= TEXT =
**********
I'm pretty sure Sun got pregnant on the island. I think that Jin's potency was one of the island's healing miracles...like Locke walking.


----------



## Lee L (Oct 1, 2003)

jlb said:


> One point I am surprised no one has pointed out yet...........
> 
> We have all the talk about changing the timelines....the talk about if Des had let Charlie die would it have been Penny in the flight suit.......
> 
> All this talk assumes there was only one person in the helicopter. Why couldn't we also assume that maybe Penny was in the copter with this other woman?


That could be it. I have always figured that Desmond thought (or knew, based on his reaction) that it would be Penny because he had already seen it in a previous iteration. Maybe he keeps seeing it over and over, yet still manages to get back there. Suppose he is changing other things too, all trying to eventually make it so Penny rescues him and he somehow breaks the cycle and never goes back. However, this time, he changed somethign that had the effect of replacing Penny.

Of course, it could be nothign to do with timelines.


----------



## TAsunder (Aug 6, 2003)

Schrodeinger's flight suit does not make sense. The cat dies based on direct consequences of the quantum state. In the flight suit theory, who is in the flight suit is not affected even remotely by whether charlie dies or not because they had already jumped. The only way it would work that way is if desmond could somehow transport his consciousness from the two isolated states (state a being penny in flight suit and state b being the other lady). Keep in mind the whole thing would require that quantum mechanics are ultimately behind desmond's "powers"... which I guess could be true, we don't officially know the whole deal with the purple haze.
**********
= Saved entries =
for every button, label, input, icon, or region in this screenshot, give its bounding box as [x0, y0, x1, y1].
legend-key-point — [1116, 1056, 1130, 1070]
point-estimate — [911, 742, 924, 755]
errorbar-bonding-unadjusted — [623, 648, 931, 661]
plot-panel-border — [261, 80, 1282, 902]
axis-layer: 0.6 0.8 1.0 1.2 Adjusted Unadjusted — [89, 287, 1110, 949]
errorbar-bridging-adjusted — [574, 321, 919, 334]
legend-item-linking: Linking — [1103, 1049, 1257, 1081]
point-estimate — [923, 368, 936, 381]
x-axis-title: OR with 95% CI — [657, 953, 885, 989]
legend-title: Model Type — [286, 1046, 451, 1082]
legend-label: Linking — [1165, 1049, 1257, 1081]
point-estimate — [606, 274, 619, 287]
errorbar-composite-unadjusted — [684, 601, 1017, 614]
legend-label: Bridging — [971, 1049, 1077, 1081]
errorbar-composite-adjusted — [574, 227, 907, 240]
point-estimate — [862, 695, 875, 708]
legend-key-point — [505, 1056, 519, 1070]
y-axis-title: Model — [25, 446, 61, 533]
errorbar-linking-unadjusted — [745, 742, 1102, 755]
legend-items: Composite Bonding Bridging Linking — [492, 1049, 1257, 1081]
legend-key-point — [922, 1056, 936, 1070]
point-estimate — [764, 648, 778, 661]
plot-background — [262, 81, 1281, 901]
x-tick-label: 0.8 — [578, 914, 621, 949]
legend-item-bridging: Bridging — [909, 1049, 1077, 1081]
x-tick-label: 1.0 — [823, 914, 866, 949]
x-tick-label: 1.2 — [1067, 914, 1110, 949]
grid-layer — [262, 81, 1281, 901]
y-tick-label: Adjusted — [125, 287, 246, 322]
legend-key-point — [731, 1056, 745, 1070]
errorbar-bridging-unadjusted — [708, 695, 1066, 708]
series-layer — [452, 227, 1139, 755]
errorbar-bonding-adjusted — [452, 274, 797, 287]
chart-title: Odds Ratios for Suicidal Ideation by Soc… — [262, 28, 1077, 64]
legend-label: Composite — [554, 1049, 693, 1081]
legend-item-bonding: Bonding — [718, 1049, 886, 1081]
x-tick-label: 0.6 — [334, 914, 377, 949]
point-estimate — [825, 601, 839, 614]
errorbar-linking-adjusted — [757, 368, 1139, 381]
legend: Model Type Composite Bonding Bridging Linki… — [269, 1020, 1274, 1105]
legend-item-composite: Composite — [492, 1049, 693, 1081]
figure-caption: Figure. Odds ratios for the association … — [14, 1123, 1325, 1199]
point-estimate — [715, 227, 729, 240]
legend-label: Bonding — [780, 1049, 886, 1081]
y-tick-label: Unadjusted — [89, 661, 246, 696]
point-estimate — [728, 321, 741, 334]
**********
= WRITTEN PROBLEM 1 =
In the forum thread, what does the first poster think Jin's potency was?
= WRITTEN PROBLEM 2 =
Reproduce the portion of the forum thread between "That could be" and "of replacing Penny.", inclusive.

= EXERCISE SOLUTION 1 =
One of the island's healing miracles, like Locke walking.

= EXERCISE SOLUTION 2 =
That could be it. I have always figured that Desmond thought (or knew, based on his reaction) that it would be Penny because he had already seen it in a previous iteration. Maybe he keeps seeing it over and over, yet still manages to get back there. Suppose he is changing other things too, all trying to eventually make it so Penny rescues him and he somehow breaks the cycle and never goes back. However, this time, he changed somethign that had the effect of replacing Penny.